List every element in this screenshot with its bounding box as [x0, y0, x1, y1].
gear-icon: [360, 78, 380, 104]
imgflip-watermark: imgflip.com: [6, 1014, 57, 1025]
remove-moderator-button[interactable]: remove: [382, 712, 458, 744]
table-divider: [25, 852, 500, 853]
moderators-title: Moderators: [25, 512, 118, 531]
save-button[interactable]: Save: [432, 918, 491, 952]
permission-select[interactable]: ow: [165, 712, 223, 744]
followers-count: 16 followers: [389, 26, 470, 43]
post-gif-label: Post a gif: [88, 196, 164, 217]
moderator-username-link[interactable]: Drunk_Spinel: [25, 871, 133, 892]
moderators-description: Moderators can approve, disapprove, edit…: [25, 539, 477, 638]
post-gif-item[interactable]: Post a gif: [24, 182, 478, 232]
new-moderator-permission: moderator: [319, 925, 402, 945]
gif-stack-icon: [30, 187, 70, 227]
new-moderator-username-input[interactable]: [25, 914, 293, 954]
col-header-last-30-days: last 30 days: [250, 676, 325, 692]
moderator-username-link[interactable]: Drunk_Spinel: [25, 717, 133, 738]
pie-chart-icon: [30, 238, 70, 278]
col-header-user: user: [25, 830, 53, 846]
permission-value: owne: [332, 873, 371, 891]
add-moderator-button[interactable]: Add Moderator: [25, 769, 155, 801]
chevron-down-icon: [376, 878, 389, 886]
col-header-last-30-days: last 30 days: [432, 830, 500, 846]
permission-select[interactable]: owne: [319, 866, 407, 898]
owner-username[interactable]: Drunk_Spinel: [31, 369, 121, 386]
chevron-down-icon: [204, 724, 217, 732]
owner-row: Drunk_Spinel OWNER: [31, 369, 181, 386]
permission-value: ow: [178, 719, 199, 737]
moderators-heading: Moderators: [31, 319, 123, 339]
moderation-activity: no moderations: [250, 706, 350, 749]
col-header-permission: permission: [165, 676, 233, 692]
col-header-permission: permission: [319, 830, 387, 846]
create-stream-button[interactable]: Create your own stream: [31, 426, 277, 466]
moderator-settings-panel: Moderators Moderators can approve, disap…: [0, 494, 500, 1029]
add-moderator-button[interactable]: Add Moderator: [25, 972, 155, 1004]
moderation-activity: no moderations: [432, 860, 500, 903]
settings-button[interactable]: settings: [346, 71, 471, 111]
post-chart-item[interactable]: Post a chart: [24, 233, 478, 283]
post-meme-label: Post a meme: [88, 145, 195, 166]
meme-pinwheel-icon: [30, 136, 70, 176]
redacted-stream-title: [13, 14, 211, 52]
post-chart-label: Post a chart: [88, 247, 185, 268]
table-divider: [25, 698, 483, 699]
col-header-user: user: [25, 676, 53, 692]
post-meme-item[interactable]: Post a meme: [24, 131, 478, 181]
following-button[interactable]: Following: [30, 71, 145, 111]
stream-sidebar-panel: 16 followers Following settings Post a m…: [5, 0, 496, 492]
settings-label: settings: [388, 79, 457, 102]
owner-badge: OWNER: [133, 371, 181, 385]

- Your goal: Arrange all the rows above as a JSON list of strings, one string per row, and leave out any blank lines.

- Written response:
[
  "List every element in this screenshot with its bounding box as [x0, y0, x1, y1].",
  "gear-icon: [360, 78, 380, 104]",
  "imgflip-watermark: imgflip.com: [6, 1014, 57, 1025]",
  "remove-moderator-button[interactable]: remove: [382, 712, 458, 744]",
  "table-divider: [25, 852, 500, 853]",
  "moderators-title: Moderators: [25, 512, 118, 531]",
  "save-button[interactable]: Save: [432, 918, 491, 952]",
  "permission-select[interactable]: ow: [165, 712, 223, 744]",
  "followers-count: 16 followers: [389, 26, 470, 43]",
  "post-gif-label: Post a gif: [88, 196, 164, 217]",
  "moderator-username-link[interactable]: Drunk_Spinel: [25, 871, 133, 892]",
  "moderators-description: Moderators can approve, disapprove, edit…: [25, 539, 477, 638]",
  "post-gif-item[interactable]: Post a gif: [24, 182, 478, 232]",
  "new-moderator-permission: moderator: [319, 925, 402, 945]",
  "gif-stack-icon: [30, 187, 70, 227]",
  "new-moderator-username-input[interactable]: [25, 914, 293, 954]",
  "col-header-last-30-days: last 30 days: [250, 676, 325, 692]",
  "moderator-username-link[interactable]: Drunk_Spinel: [25, 717, 133, 738]",
  "pie-chart-icon: [30, 238, 70, 278]",
  "col-header-user: user: [25, 830, 53, 846]",
  "permission-value: owne: [332, 873, 371, 891]",
  "add-moderator-button[interactable]: Add Moderator: [25, 769, 155, 801]",
  "chevron-down-icon: [376, 878, 389, 886]",
  "col-header-last-30-days: last 30 days: [432, 830, 500, 846]",
  "permission-select[interactable]: owne: [319, 866, 407, 898]",
  "owner-username[interactable]: Drunk_Spinel: [31, 369, 121, 386]",
  "chevron-down-icon: [204, 724, 217, 732]",
  "owner-row: Drunk_Spinel OWNER: [31, 369, 181, 386]",
  "permission-value: ow: [178, 719, 199, 737]",
  "moderators-heading: Moderators: [31, 319, 123, 339]",
  "moderation-activity: no moderations: [250, 706, 350, 749]",
  "col-header-permission: permission: [165, 676, 233, 692]",
  "col-header-permission: permission: [319, 830, 387, 846]",
  "create-stream-button[interactable]: Create your own stream: [31, 426, 277, 466]",
  "moderator-settings-panel: Moderators Moderators can approve, disap…: [0, 494, 500, 1029]",
  "add-moderator-button[interactable]: Add Moderator: [25, 972, 155, 1004]",
  "moderation-activity: no moderations: [432, 860, 500, 903]",
  "settings-button[interactable]: settings: [346, 71, 471, 111]",
  "post-chart-item[interactable]: Post a chart: [24, 233, 478, 283]",
  "post-meme-label: Post a meme: [88, 145, 195, 166]",
  "meme-pinwheel-icon: [30, 136, 70, 176]",
  "redacted-stream-title: [13, 14, 211, 52]",
  "post-chart-label: Post a chart: [88, 247, 185, 268]",
  "table-divider: [25, 698, 483, 699]",
  "col-header-user: user: [25, 676, 53, 692]",
  "post-meme-item[interactable]: Post a meme: [24, 131, 478, 181]",
  "following-button[interactable]: Following: [30, 71, 145, 111]",
  "stream-sidebar-panel: 16 followers Following settings Post a m…: [5, 0, 496, 492]",
  "settings-label: settings: [388, 79, 457, 102]",
  "owner-badge: OWNER: [133, 371, 181, 385]"
]